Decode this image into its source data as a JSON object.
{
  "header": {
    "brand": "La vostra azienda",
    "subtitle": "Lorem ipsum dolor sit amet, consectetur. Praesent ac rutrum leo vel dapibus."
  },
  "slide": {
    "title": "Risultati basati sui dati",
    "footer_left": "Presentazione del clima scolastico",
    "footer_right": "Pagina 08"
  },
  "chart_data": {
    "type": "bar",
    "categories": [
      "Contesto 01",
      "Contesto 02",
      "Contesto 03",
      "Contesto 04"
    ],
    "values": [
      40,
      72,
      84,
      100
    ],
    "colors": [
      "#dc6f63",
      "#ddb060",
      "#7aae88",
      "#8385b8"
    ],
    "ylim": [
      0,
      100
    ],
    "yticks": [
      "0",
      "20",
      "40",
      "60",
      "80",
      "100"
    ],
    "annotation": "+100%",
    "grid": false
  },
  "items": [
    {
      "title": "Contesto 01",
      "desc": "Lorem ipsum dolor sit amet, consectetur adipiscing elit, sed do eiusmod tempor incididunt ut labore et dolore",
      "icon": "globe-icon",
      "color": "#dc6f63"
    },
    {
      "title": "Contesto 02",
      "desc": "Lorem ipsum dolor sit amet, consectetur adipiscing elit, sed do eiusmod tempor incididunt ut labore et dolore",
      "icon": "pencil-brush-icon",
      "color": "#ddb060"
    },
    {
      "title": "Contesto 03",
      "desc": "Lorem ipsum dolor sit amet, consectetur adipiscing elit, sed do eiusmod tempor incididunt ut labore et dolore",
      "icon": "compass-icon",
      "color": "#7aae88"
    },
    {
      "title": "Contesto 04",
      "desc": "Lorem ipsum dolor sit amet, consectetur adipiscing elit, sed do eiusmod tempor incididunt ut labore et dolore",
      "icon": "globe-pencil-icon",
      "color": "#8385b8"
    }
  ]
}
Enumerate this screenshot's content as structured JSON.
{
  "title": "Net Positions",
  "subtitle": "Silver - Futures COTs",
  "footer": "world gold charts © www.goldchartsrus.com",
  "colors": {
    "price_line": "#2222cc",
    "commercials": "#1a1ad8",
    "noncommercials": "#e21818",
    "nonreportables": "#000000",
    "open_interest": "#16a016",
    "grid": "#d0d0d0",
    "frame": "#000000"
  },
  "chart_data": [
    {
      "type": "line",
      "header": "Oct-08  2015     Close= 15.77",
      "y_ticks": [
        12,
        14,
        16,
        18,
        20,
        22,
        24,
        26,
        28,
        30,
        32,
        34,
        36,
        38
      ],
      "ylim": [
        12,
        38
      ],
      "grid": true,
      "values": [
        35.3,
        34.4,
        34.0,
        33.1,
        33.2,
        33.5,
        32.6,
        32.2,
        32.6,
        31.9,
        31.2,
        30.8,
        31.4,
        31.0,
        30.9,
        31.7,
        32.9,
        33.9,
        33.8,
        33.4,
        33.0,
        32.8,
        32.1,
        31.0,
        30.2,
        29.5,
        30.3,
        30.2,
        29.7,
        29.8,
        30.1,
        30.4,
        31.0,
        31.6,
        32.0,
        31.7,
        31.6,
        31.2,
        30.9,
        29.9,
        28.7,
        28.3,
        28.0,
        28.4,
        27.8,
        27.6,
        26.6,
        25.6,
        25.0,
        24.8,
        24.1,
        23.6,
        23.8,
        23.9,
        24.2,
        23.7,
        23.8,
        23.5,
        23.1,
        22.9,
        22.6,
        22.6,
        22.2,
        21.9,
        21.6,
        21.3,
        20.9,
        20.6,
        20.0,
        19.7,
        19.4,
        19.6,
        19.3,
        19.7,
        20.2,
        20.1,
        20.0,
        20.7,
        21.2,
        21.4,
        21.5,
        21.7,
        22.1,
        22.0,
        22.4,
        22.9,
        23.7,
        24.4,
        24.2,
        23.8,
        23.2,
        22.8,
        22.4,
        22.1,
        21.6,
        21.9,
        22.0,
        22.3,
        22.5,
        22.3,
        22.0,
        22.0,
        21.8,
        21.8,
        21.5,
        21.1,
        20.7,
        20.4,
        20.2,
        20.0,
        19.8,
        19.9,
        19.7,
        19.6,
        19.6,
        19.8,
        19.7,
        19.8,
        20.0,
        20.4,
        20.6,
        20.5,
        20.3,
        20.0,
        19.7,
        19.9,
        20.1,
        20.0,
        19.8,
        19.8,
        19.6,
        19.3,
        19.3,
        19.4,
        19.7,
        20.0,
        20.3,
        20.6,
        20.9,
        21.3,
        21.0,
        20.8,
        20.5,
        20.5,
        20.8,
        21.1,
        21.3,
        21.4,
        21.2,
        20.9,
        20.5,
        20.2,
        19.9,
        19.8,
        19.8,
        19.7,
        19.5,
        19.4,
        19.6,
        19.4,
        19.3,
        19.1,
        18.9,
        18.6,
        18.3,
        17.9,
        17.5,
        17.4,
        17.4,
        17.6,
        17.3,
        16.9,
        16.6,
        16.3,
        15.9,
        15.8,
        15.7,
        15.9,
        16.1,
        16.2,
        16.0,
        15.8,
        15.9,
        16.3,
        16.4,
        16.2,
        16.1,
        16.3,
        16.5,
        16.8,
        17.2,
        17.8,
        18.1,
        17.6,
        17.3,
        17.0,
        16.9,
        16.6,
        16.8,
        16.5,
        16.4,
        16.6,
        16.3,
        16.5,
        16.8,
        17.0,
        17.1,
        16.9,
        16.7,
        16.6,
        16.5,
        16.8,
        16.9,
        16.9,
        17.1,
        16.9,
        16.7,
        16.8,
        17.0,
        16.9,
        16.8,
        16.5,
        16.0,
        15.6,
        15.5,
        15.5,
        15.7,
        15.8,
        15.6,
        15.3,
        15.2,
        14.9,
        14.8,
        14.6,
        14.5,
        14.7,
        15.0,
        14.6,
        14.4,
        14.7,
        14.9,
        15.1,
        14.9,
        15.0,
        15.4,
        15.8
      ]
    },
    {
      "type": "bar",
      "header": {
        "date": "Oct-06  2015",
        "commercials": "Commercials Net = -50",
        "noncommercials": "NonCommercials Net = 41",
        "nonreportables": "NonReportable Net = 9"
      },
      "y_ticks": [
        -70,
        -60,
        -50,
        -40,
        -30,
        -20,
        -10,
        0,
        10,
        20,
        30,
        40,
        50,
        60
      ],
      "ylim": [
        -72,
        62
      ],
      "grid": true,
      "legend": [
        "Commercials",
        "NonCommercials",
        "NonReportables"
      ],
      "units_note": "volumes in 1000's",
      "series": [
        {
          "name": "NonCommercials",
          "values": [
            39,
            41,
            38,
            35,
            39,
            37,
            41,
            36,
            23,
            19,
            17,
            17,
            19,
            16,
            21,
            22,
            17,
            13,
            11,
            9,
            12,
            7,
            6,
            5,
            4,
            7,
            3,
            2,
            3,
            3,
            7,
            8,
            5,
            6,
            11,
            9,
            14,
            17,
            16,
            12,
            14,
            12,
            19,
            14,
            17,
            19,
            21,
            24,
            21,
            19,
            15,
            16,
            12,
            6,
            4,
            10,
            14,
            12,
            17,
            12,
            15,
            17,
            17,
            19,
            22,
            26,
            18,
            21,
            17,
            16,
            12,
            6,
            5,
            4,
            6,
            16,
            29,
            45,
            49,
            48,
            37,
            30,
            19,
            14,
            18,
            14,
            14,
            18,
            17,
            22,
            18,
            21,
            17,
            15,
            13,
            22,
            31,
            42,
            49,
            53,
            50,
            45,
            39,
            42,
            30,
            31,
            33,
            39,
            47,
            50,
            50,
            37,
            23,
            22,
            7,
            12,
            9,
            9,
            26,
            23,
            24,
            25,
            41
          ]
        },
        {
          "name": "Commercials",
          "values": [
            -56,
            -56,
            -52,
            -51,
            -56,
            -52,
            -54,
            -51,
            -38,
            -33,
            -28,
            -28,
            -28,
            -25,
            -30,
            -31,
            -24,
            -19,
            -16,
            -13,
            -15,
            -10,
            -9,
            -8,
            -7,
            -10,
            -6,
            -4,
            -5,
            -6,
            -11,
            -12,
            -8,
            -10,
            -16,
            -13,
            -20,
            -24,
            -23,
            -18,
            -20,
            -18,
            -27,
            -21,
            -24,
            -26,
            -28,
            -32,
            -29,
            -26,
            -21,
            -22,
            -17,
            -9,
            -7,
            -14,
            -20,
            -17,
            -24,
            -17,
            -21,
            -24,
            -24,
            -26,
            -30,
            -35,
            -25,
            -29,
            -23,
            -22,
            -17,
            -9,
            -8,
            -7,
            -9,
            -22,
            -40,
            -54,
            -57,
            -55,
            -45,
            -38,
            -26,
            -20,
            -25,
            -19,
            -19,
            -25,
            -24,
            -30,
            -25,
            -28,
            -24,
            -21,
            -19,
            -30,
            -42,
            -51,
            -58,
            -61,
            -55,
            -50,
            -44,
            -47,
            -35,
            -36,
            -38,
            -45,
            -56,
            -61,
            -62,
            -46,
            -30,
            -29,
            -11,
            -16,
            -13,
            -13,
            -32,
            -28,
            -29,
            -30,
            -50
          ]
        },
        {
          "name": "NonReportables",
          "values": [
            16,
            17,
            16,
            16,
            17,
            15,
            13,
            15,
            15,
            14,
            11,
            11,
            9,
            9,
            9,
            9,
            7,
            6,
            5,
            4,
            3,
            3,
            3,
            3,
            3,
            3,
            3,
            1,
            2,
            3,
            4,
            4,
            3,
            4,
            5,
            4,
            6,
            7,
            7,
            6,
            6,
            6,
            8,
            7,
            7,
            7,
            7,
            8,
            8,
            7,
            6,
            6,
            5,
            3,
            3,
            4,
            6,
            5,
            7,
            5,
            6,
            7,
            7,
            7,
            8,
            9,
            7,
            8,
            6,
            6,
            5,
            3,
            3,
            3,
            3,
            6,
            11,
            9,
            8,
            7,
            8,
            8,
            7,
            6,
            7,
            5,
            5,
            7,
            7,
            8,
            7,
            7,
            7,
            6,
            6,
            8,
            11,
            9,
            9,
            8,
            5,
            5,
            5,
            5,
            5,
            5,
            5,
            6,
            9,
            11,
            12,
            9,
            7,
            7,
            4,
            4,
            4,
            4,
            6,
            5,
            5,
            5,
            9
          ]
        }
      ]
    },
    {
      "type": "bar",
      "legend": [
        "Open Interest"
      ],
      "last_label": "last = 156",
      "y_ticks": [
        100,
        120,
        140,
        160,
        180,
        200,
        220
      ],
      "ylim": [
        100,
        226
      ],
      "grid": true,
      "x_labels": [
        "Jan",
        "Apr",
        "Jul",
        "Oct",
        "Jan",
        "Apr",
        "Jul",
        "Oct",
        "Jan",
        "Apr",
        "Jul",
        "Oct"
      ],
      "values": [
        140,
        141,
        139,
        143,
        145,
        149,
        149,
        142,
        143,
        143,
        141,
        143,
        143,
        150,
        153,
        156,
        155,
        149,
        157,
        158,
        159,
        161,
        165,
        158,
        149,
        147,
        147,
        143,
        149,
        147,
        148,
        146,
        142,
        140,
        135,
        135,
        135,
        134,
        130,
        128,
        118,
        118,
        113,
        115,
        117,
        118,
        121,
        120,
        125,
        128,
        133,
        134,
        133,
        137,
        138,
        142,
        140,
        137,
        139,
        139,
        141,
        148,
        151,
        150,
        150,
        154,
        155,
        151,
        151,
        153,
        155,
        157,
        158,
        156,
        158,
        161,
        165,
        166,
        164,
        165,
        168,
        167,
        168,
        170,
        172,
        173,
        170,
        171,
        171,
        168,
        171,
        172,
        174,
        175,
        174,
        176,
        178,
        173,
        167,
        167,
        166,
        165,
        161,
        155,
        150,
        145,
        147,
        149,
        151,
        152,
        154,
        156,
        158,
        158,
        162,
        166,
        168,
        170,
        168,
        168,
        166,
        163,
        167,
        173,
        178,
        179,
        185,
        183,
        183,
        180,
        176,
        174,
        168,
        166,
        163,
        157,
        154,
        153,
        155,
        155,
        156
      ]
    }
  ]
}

== == ==

▶ SHORT EXERCISE
Out of the records, collect only those lines that contain the string "name".

▶ RESPONSE TO THE EXERCISE
          "name": "NonCommercials",
          "name": "Commercials",
          "name": "NonReportables",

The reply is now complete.